Pull every "length" line out of the data below.

┌─ DATA TO USE

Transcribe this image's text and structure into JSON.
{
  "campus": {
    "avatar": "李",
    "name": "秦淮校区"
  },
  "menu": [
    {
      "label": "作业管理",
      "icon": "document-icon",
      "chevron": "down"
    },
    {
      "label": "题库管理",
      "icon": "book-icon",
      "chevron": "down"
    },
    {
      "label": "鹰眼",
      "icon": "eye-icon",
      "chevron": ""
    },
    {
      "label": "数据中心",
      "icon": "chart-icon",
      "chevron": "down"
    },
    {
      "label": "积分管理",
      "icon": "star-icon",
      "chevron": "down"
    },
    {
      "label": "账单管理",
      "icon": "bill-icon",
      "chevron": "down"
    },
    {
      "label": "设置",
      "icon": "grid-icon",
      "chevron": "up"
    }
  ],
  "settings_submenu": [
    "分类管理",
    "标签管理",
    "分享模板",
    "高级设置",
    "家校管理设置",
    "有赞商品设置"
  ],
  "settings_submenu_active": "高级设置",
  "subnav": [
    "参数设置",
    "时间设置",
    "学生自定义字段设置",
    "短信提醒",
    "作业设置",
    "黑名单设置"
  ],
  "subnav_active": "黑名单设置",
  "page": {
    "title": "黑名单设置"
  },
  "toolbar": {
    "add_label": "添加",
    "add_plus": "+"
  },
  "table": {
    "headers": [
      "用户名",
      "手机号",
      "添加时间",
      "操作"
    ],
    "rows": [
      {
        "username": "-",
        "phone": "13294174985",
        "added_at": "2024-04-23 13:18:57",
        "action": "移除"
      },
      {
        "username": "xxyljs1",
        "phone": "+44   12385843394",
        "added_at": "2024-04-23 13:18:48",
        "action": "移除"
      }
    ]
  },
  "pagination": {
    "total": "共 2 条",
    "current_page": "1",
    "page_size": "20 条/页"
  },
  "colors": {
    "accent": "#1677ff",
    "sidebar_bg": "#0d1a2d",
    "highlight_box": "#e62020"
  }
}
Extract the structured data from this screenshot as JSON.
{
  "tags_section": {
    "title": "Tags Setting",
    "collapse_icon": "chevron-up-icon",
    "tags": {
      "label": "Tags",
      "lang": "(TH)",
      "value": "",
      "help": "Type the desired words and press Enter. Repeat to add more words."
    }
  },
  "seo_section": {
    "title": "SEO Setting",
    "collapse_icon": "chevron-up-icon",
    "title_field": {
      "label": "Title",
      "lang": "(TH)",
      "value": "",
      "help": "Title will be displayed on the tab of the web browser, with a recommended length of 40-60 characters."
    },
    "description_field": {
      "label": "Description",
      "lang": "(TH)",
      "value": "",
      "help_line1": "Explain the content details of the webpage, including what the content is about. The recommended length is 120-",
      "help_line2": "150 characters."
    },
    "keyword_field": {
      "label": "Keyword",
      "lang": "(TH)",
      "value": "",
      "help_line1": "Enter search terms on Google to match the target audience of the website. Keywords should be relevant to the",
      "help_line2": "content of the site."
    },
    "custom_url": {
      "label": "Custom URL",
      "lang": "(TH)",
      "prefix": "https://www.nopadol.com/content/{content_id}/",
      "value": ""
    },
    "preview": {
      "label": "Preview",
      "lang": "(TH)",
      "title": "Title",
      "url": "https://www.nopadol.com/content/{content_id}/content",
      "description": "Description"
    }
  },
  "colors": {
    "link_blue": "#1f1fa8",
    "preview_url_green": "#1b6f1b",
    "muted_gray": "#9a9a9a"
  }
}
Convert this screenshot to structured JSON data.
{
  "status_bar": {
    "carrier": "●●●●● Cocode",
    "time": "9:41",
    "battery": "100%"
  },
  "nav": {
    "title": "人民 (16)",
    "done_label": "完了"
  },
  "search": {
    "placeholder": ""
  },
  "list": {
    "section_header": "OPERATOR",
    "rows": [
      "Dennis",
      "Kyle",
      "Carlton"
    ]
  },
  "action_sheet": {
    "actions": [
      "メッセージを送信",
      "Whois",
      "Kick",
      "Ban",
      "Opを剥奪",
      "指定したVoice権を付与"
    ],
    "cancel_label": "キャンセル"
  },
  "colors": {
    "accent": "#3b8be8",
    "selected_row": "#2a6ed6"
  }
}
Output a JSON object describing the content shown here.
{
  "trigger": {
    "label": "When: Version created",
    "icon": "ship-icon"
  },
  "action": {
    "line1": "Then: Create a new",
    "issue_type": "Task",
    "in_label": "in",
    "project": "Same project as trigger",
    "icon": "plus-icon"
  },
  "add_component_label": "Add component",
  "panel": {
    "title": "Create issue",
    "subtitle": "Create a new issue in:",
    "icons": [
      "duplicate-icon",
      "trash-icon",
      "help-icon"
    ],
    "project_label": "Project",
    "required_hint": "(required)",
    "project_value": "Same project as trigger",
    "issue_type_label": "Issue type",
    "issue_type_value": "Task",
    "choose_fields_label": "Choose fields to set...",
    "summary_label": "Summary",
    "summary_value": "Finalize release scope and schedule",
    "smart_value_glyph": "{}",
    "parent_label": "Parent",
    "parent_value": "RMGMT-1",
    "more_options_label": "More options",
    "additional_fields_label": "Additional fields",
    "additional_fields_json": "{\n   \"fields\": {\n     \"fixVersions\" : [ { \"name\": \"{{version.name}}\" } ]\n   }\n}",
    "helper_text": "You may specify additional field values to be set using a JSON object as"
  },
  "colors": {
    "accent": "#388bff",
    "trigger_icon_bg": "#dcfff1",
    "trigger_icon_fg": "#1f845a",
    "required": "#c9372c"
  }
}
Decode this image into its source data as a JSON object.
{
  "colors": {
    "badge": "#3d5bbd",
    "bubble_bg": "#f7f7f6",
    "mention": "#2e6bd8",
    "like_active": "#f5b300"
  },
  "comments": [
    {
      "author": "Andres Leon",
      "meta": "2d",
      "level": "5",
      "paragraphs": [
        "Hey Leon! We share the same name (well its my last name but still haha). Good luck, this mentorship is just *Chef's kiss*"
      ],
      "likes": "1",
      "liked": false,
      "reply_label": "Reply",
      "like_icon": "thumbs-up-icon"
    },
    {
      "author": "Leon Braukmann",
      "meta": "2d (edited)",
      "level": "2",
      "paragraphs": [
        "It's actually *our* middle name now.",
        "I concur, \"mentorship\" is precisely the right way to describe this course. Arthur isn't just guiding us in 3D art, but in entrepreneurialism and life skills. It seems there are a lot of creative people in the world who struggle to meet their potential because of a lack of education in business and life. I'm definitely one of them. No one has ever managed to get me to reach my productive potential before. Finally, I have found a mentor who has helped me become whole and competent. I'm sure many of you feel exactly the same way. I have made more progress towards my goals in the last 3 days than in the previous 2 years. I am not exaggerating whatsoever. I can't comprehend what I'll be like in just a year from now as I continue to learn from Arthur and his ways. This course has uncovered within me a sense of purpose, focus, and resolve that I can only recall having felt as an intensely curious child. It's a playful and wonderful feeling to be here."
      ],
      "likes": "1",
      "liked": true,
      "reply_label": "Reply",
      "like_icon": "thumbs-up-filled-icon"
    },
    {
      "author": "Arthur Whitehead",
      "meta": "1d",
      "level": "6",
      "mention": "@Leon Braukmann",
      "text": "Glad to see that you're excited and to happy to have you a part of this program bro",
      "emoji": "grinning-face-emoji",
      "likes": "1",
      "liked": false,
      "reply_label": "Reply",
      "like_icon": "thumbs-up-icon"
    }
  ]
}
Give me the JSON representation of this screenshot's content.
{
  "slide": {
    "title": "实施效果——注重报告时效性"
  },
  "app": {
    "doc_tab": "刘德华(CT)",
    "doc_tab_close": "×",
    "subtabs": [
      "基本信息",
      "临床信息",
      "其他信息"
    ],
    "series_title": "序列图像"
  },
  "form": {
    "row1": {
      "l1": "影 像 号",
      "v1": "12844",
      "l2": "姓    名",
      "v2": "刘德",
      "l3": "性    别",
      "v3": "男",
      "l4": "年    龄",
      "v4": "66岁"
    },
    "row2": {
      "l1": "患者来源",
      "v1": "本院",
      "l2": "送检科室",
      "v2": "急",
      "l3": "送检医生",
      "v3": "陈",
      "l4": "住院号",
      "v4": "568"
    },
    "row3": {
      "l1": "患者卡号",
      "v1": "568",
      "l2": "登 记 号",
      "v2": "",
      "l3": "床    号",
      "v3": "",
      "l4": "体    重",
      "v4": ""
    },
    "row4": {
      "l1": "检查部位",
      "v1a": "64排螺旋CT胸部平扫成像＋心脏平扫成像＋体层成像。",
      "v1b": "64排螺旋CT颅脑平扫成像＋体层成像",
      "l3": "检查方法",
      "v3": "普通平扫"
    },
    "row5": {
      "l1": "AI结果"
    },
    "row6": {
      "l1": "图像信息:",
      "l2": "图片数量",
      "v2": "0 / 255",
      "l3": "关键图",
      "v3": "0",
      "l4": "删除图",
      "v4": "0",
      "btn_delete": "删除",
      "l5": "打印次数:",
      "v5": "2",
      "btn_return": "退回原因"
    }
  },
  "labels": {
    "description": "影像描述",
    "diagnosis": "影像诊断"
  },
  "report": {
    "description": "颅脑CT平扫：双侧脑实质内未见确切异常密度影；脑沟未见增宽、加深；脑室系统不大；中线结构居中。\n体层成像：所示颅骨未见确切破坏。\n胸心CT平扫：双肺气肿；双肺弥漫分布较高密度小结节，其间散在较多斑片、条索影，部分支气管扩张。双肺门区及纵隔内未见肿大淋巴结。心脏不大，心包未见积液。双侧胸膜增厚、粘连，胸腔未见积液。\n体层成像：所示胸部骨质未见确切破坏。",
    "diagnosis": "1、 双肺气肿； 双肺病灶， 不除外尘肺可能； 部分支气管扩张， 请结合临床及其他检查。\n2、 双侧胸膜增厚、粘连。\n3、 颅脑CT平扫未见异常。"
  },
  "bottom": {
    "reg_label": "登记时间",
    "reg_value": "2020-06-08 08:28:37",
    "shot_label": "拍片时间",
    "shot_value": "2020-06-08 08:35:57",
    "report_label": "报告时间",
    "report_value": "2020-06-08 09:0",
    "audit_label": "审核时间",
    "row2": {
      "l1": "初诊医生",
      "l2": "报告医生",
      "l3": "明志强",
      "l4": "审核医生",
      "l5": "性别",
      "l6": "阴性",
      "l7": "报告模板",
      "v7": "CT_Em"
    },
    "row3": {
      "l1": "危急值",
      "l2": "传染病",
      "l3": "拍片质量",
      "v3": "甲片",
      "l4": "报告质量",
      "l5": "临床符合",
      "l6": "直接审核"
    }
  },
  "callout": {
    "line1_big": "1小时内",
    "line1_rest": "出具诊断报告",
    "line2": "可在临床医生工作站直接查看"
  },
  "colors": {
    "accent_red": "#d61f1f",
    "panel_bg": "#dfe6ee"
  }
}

└─

EXPECTED ANSWER —
      "help": "Title will be displayed on the tab of the web browser, with a recommended length of 40-60 characters."
      "help_line1": "Explain the content details of the webpage, including what the content is about. The recommended length is 120-",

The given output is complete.